**Excerpt:**
◇ ◇ ◇ ◇
Posted by M. C. on December 9, 2021

https://mises.org/wire/biden-has-embraced-trumps-protectionism

Joseph Solis-Mullen

The Biden administration’s decision this week to raise import duties on some Canadian lumber has US trade policy back in the headlines. Since taking office President Biden has moved to end a pair of trade spats with the European Union, while simultaneously leaving in place the Trump administration’s tariffs on Chinese exports. Despite the wide-ranging applause Biden received for his transatlantic deal making, this freeing up of trade has been an exception to the general trend. Indeed, since taking office Biden has tended to follow his predecessor’s protectionist bent, even while polls show that a majority of Americans still support free trade, though it has suffered a sharp decline of late. While there are several factors to be considered when measuring the benefits of free trade versus protectionism, on the whole, free trade comes out ahead.

First, protectionism always creates one clear loser: consumers. Whether as individuals or as firms, they pay more than a free market would dictate. Consider the results of the four principal tools of protectionism as experienced by consumers. Tariffs, by taxing the incoming import, raise the price paid by consumers for that good. Import quotas cap the amount of a given good that can be imported, protecting the ability of domestic firms to charge higher prices, again, paid by consumers. Export subsidies are tax dollars given to private firms so they can afford to sell their products more cheaply abroad than they do domestically. Lastly, individual or industry subsidies are devoted to encouraging the production of a good or service the government deems desirable—that is, of course, when they aren’t simply being doled out as favors to politically connected favorites.

Indeed, in virtually every instance the motivating impetus for the adoption of protectionist legislation is to be found in a core group of constituents who benefit from it. They are an example of what happens when the benefits of a policy are concentrated while the costs are diffused. A dollar here and a dollar there from every single citizen in the country over the course of years or even decades likely goes unnoticed by them, even though it adds up quickly, making the recipients eager to see the policy continued, whatever its public cost. Concentrating their focus and resources, small groups of wealthy beneficiaries effectively capture billions to split between themselves in this way.
◇ ◇ ◇ ◇
Layout element annotations:
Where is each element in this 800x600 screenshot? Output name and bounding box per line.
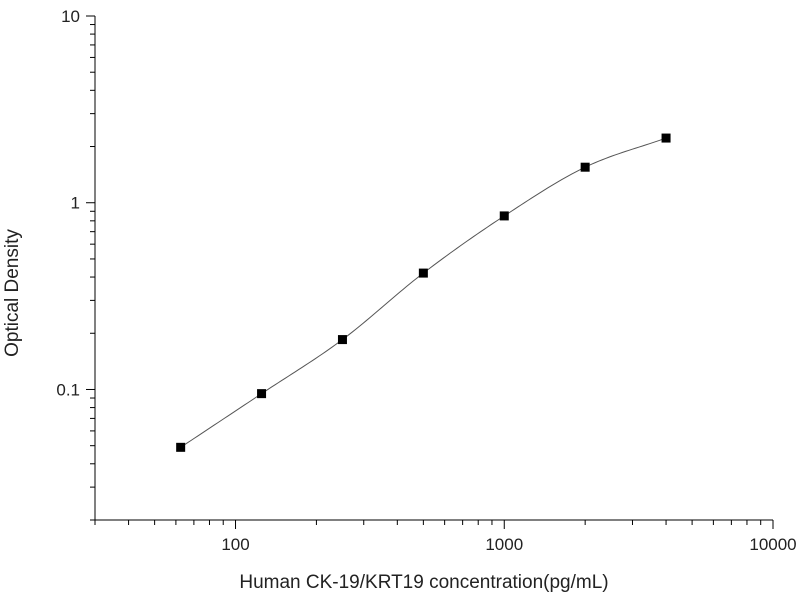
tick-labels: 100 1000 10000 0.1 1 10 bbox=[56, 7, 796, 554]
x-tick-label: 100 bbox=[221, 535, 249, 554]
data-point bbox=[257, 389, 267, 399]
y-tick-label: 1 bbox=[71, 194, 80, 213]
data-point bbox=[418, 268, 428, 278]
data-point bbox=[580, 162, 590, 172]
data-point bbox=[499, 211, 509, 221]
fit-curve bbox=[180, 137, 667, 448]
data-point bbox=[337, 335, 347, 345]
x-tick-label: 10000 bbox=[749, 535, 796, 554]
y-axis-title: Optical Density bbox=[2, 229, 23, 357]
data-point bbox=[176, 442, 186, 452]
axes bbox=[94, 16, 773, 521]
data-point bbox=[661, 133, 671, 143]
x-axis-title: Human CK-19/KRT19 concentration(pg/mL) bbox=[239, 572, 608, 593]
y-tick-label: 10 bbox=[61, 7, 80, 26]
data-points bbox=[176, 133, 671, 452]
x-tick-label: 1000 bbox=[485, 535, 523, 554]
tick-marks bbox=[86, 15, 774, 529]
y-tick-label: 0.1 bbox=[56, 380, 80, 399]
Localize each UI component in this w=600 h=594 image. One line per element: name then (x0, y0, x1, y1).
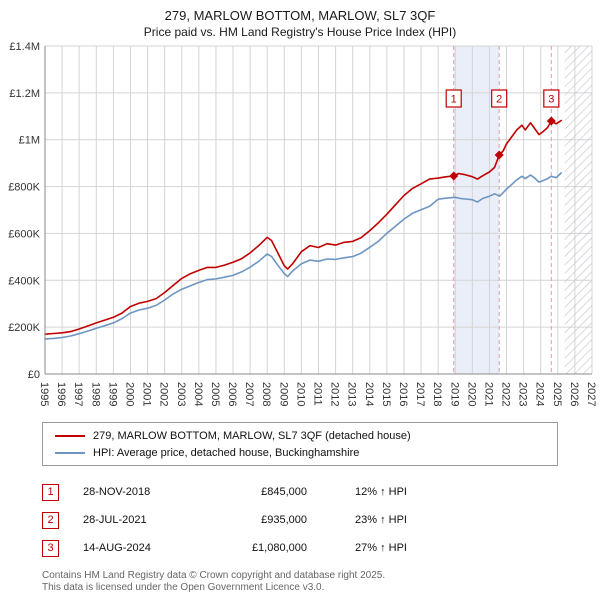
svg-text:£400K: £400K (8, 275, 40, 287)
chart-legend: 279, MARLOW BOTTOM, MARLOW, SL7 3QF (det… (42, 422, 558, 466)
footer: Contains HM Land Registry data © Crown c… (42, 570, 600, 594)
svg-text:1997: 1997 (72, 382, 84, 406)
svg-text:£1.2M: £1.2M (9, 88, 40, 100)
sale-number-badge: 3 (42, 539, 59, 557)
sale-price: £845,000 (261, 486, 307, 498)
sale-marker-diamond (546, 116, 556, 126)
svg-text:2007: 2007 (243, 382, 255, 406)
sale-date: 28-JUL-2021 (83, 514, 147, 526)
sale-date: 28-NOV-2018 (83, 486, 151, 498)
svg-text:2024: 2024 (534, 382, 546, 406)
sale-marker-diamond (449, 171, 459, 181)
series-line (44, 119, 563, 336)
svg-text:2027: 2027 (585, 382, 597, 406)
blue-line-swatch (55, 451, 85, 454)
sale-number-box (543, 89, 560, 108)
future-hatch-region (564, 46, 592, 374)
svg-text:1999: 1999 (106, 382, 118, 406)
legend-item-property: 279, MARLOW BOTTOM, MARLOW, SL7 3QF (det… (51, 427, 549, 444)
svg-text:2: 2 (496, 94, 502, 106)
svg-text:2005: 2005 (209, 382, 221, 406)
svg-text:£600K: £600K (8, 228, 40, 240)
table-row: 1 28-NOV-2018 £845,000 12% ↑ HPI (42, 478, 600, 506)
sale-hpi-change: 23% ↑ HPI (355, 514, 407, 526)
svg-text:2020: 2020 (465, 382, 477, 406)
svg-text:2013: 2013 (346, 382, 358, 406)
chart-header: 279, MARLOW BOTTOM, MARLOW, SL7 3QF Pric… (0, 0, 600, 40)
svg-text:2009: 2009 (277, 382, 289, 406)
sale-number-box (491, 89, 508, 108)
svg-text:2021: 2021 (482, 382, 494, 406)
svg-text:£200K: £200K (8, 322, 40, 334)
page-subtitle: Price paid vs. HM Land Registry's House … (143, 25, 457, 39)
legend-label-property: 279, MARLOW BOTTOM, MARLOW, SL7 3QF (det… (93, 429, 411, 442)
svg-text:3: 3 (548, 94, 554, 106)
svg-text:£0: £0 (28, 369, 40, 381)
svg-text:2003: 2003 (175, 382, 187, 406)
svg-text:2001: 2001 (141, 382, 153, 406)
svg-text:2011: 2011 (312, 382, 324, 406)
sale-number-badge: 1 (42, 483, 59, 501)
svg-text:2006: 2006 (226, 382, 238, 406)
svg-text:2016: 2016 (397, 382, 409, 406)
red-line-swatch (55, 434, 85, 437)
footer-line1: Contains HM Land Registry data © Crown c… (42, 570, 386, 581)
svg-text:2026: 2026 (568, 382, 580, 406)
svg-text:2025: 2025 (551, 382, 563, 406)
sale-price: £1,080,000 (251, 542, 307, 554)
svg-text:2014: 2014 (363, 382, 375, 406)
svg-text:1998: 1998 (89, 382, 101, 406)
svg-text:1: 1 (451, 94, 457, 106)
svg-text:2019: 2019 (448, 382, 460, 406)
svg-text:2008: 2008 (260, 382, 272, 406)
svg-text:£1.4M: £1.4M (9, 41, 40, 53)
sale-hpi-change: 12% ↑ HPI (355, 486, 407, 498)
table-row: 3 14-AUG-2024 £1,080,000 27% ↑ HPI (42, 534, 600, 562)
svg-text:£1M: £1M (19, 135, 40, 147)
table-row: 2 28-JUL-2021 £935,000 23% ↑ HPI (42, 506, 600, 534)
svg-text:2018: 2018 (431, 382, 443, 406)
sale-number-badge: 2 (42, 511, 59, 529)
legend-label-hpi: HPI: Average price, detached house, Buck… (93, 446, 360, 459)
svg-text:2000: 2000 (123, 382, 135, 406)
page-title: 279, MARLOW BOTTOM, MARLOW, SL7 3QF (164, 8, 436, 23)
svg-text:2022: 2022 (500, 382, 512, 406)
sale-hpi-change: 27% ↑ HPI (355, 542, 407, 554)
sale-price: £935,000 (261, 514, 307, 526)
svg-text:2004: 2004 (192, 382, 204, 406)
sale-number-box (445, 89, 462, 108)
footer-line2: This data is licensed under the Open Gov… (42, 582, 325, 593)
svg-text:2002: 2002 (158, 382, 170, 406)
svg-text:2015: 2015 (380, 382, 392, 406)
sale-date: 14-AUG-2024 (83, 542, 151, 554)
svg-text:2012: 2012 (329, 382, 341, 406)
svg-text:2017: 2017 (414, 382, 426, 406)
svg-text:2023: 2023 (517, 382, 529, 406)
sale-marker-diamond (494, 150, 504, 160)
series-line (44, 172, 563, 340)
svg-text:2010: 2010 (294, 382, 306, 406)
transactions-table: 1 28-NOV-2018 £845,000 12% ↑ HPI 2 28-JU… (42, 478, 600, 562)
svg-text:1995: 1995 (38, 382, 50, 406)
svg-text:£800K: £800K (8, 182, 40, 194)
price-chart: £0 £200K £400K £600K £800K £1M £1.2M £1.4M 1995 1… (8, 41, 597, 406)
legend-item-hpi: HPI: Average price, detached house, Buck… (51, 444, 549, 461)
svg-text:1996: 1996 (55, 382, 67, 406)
◇ ◇ ◇ ◇
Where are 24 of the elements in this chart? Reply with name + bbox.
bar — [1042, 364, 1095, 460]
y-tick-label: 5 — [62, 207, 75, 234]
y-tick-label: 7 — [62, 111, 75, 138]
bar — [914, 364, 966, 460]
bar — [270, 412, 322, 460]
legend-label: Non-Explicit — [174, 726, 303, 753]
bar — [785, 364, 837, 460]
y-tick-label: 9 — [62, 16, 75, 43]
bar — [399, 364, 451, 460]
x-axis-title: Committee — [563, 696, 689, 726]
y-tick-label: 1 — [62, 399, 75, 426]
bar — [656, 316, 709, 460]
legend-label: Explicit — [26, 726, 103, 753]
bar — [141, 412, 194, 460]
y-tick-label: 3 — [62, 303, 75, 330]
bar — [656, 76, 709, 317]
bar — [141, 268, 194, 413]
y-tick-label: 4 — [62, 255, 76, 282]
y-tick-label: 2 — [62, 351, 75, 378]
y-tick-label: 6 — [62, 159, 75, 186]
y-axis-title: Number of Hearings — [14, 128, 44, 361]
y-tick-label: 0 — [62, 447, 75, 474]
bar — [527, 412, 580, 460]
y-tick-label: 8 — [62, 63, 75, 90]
◇ ◇ ◇ ◇
**What is required:**
List the four principal tools of protectionism named in the excerpt on US trade policy. None of the items is needed for the work that follows.

**The answer:**
- Tariffs
- Import quotas
- Export subsidies
- Individual or industry subsidies